[Task directions] In the material below, count the lines with the word "Algoritmi" and state that number only.

[Exercise material]

----------------

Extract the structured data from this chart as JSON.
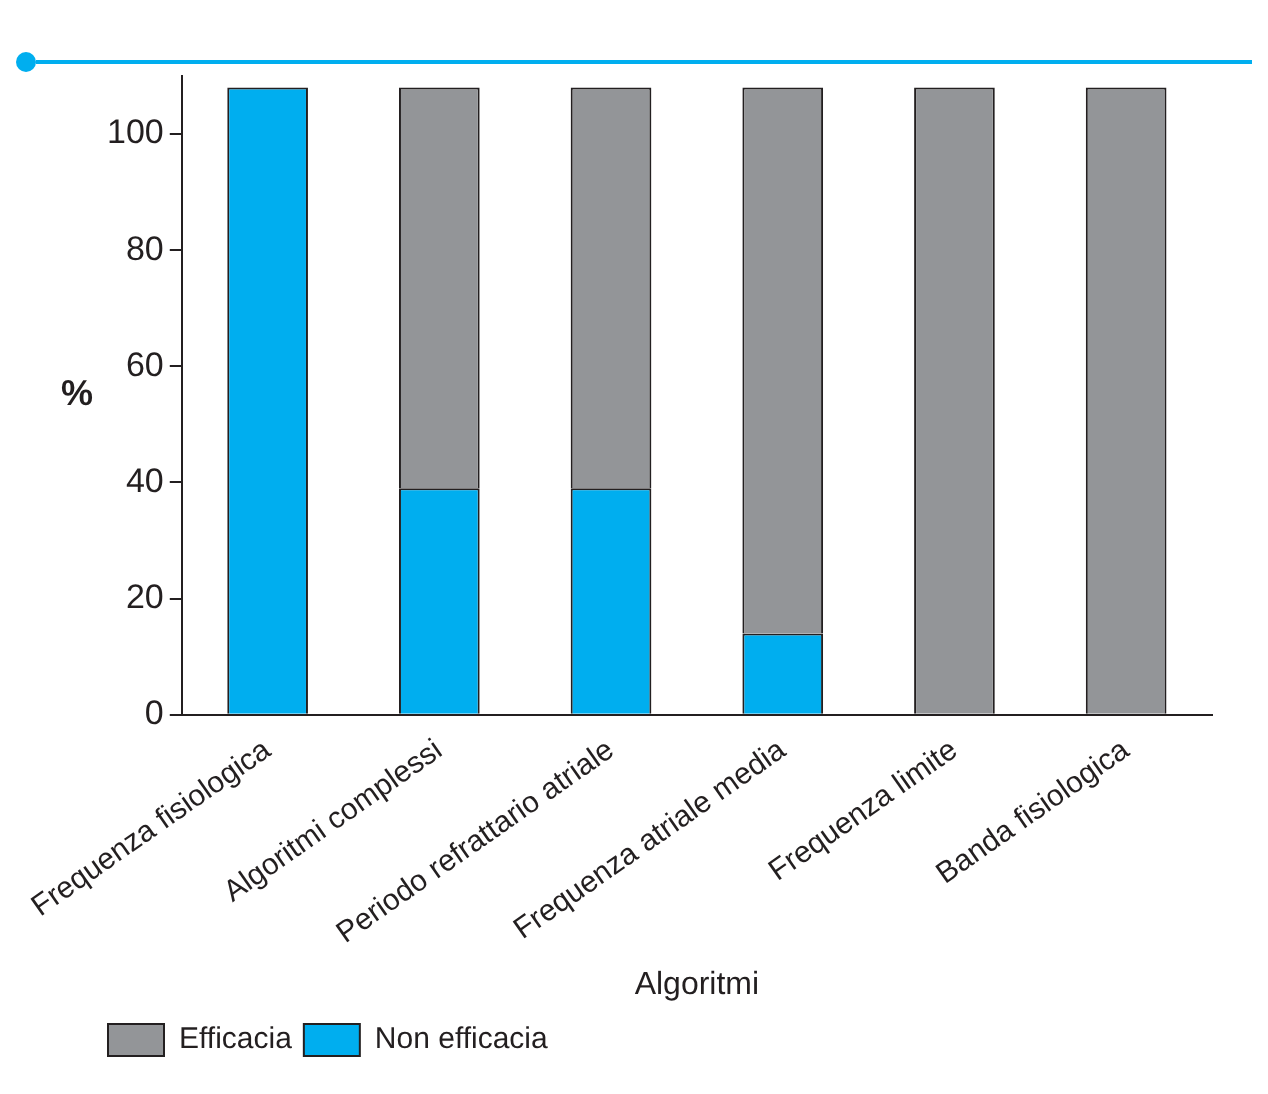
{
  "chart_data": {
    "type": "bar",
    "xlabel": "Algoritmi",
    "ylabel": "%",
    "categories": [
      "Frequenza fisiologica",
      "Algoritmi complessi",
      "Periodo refrattario atriale",
      "Frequenza atriale media",
      "Frequenza limite",
      "Banda fisiologica"
    ],
    "series": [
      {
        "name": "Non efficacia",
        "color": "#00aeef",
        "values": [
          108,
          39,
          39,
          14,
          0,
          0
        ]
      },
      {
        "name": "Efficacia",
        "color": "#939598",
        "values": [
          0,
          69,
          69,
          94,
          108,
          108
        ]
      }
    ],
    "stacked": true,
    "ylim": [
      0,
      110
    ],
    "yticks": [
      0,
      20,
      40,
      60,
      80,
      100
    ],
    "grid": false,
    "legend": "bottom left"
  }
}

----------------

[Full response] 2